— Begin Source material —
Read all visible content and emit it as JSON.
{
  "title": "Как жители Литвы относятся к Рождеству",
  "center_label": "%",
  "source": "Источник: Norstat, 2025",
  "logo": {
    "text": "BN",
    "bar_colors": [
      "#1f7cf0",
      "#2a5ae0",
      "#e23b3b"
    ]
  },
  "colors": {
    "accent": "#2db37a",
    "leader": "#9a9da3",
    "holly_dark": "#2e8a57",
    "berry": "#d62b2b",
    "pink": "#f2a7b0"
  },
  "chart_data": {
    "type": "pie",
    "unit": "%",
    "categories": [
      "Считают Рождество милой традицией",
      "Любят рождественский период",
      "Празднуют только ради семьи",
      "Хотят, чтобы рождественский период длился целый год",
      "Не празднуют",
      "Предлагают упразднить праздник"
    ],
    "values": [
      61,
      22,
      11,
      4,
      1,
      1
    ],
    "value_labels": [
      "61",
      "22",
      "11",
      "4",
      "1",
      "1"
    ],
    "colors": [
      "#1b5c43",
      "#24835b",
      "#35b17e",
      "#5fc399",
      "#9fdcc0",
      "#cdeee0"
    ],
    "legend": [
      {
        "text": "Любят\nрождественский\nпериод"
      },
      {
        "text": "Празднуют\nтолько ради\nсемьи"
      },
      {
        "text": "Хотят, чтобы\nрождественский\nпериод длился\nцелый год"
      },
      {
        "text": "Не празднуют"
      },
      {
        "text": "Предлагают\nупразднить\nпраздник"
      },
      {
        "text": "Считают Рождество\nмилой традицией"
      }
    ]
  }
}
— End Source material —
— Begin Source material —
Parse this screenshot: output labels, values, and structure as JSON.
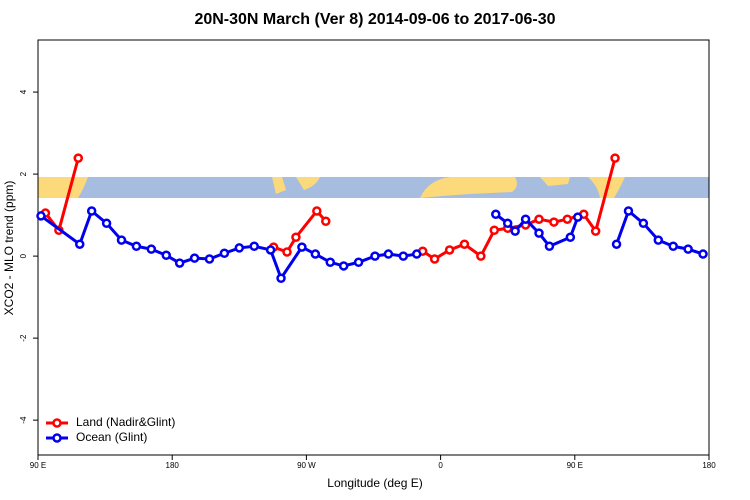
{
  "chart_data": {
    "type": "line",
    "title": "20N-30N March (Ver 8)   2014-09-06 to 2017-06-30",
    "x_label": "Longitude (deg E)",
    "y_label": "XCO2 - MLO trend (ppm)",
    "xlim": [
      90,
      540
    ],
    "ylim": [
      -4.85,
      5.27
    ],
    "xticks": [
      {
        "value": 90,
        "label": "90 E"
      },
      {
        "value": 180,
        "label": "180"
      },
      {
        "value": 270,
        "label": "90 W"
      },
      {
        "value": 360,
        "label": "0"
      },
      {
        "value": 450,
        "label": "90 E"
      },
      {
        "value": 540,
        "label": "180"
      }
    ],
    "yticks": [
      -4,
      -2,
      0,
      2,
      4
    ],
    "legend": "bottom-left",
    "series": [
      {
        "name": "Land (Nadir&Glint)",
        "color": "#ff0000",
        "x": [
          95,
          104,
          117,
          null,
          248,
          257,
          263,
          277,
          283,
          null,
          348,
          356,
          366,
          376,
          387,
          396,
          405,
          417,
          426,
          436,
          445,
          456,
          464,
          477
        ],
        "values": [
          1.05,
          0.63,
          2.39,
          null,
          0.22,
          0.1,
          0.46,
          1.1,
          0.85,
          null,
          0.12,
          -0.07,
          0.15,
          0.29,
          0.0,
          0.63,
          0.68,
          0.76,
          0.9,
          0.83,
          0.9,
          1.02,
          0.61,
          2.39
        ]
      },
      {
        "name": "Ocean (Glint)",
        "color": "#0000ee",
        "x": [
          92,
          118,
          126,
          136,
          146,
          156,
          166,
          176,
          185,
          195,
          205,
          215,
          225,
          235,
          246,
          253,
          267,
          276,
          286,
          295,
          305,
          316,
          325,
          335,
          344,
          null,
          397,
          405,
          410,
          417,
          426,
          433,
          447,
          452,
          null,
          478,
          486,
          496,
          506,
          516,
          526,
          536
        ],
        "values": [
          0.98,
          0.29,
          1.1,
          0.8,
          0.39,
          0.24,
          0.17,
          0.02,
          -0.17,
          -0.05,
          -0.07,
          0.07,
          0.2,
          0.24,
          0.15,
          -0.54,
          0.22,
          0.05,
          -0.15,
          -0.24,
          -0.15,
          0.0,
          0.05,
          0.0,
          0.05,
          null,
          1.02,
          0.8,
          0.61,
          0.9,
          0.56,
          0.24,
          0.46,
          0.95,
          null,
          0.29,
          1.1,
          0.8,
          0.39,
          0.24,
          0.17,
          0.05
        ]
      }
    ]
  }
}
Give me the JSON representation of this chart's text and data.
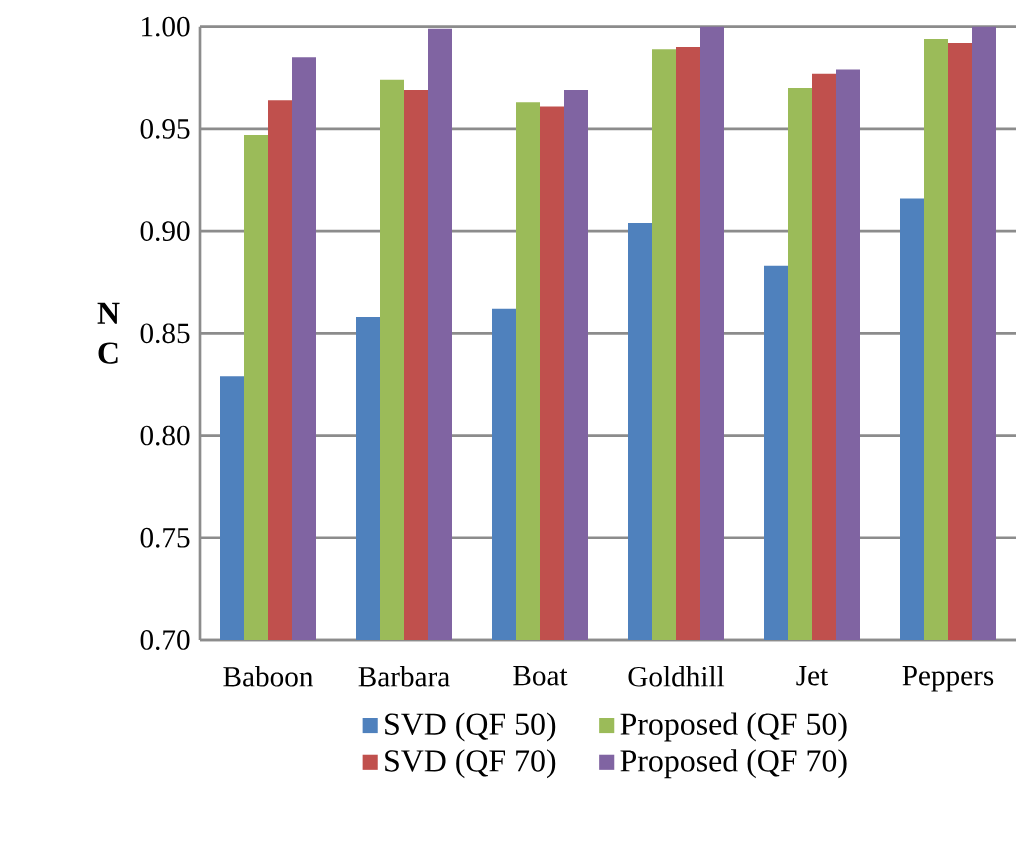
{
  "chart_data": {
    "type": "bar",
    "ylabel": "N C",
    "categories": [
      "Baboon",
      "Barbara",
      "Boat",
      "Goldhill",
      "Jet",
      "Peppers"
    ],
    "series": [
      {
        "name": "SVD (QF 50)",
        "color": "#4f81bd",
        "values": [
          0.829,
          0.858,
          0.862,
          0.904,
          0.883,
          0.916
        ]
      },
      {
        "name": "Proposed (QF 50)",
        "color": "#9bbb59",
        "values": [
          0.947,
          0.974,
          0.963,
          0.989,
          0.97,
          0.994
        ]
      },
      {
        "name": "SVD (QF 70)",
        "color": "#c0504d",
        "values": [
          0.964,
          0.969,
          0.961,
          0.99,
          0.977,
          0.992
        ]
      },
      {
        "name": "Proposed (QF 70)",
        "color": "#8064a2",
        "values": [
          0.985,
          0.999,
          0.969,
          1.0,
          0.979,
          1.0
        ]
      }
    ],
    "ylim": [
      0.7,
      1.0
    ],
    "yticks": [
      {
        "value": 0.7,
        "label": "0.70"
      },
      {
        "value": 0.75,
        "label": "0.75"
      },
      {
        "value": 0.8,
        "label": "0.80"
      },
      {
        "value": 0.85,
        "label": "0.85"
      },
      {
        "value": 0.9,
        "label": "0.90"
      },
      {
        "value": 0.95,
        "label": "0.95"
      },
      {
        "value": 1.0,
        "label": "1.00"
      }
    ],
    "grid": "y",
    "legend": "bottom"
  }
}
— End Source material —
Short exercise: Say how many lines in this listing hold the string "text", giving the count and nothing more.

Result for this task: 8